- **Written exercise**: Only a number is wanted: the count of lines in this listing that contain "Khách".

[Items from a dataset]

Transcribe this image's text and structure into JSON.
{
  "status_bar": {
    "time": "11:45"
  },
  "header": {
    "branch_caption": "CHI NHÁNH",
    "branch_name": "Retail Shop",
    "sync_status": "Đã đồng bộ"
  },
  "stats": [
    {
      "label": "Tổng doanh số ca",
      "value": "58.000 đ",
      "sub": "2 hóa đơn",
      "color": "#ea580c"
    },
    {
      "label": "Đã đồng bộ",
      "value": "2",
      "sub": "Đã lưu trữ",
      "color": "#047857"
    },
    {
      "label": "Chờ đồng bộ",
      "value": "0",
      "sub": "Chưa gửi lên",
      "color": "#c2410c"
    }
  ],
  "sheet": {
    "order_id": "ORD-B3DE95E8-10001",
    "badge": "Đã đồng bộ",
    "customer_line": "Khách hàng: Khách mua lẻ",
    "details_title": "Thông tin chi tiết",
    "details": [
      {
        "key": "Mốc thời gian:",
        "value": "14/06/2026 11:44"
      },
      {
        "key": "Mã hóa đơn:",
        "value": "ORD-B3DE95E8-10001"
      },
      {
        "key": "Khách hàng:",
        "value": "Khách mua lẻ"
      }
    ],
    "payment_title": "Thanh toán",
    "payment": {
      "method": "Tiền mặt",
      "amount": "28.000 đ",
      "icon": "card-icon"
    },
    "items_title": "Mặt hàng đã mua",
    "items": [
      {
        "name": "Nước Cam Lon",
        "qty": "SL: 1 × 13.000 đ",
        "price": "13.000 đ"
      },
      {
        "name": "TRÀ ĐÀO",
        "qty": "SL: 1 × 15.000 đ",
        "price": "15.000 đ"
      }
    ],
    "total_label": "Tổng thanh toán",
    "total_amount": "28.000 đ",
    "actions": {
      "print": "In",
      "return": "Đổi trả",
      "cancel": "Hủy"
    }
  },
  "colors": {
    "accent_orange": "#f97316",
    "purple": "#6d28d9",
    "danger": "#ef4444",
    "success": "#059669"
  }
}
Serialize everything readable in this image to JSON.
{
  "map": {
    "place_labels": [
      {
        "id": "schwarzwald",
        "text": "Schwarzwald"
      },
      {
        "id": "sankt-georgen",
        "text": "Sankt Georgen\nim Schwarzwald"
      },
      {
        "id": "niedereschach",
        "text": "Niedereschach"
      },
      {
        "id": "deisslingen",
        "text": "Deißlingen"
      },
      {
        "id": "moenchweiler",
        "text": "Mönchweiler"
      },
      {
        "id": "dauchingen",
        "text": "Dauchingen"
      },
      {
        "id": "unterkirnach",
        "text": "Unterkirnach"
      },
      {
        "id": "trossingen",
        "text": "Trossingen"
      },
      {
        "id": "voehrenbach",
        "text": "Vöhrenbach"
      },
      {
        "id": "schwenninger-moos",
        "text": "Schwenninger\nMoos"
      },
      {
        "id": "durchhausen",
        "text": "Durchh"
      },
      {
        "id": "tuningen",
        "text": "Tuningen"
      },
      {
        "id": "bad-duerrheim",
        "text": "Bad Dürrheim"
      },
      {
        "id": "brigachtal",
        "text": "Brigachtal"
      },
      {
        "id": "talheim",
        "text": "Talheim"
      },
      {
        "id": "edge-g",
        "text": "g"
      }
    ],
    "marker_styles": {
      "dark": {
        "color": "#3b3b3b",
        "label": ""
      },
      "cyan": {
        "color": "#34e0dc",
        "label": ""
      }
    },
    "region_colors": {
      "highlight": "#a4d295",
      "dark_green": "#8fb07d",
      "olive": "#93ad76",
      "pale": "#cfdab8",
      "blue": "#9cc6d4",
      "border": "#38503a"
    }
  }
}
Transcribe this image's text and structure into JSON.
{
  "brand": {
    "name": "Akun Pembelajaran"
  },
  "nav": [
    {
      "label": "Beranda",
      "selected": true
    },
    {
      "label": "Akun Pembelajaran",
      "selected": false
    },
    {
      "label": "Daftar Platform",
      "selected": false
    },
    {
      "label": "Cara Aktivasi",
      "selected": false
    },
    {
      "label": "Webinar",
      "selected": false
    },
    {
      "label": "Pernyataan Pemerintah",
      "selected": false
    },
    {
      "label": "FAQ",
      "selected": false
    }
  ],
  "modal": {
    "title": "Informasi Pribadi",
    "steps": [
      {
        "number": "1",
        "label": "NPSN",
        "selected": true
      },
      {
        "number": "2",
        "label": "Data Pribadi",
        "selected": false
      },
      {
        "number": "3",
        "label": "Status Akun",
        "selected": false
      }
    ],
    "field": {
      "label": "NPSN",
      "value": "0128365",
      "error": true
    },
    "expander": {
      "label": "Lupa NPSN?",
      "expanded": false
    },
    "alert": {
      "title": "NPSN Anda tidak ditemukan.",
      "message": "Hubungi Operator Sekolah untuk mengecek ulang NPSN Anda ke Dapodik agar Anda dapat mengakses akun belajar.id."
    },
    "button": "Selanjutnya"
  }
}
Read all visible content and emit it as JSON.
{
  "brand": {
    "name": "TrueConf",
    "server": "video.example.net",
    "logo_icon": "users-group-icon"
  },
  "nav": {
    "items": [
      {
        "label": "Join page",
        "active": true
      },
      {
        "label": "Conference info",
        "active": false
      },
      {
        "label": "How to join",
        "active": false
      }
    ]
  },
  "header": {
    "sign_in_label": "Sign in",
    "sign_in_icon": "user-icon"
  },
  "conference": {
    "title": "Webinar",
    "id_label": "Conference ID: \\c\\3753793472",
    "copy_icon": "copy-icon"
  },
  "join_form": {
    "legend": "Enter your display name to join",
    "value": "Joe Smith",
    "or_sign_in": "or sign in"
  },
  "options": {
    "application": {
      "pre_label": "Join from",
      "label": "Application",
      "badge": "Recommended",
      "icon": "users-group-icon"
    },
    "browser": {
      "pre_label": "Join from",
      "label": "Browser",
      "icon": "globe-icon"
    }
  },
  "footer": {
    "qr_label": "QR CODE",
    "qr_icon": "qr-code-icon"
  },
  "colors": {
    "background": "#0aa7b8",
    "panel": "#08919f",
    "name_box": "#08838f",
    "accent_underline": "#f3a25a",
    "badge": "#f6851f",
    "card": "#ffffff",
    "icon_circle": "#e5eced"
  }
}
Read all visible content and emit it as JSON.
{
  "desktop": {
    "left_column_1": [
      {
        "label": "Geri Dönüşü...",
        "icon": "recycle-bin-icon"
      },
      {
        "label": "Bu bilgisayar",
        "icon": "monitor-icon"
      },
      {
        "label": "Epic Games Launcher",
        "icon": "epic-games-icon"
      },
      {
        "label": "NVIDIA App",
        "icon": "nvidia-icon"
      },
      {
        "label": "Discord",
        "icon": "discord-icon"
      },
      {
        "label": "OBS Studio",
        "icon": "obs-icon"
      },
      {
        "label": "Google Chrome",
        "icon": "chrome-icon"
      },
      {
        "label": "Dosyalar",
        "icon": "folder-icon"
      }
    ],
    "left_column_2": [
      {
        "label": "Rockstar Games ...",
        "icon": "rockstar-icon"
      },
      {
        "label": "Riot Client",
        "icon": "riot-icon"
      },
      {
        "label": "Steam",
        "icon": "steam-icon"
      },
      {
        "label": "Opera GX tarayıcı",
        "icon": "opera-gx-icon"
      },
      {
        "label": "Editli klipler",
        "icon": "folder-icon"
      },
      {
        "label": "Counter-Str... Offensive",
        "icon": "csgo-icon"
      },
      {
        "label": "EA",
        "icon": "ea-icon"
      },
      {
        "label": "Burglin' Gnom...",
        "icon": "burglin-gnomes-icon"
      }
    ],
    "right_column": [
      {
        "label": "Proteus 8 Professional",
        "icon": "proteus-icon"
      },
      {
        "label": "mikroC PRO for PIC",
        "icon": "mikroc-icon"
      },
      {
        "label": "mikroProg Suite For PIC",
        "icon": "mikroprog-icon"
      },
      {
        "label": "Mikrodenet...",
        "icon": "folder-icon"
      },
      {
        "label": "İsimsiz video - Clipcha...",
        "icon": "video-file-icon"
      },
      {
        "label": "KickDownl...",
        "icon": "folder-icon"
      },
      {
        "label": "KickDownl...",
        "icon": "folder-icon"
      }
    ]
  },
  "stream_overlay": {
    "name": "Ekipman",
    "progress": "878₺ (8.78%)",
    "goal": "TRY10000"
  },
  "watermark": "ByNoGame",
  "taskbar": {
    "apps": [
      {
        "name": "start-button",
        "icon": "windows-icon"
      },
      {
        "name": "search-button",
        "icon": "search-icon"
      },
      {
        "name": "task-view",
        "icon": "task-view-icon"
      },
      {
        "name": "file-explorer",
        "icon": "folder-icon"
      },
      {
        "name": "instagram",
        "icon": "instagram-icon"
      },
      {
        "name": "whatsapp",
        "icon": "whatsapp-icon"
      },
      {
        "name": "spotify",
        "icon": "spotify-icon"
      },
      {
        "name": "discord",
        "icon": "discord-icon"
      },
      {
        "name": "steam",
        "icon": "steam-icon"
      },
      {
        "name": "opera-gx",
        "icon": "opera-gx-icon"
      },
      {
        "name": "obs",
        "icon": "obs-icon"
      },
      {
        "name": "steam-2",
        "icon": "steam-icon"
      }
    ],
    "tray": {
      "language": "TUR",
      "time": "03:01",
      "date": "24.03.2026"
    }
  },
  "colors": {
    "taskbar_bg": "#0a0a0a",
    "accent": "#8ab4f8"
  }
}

- **Solution**: 3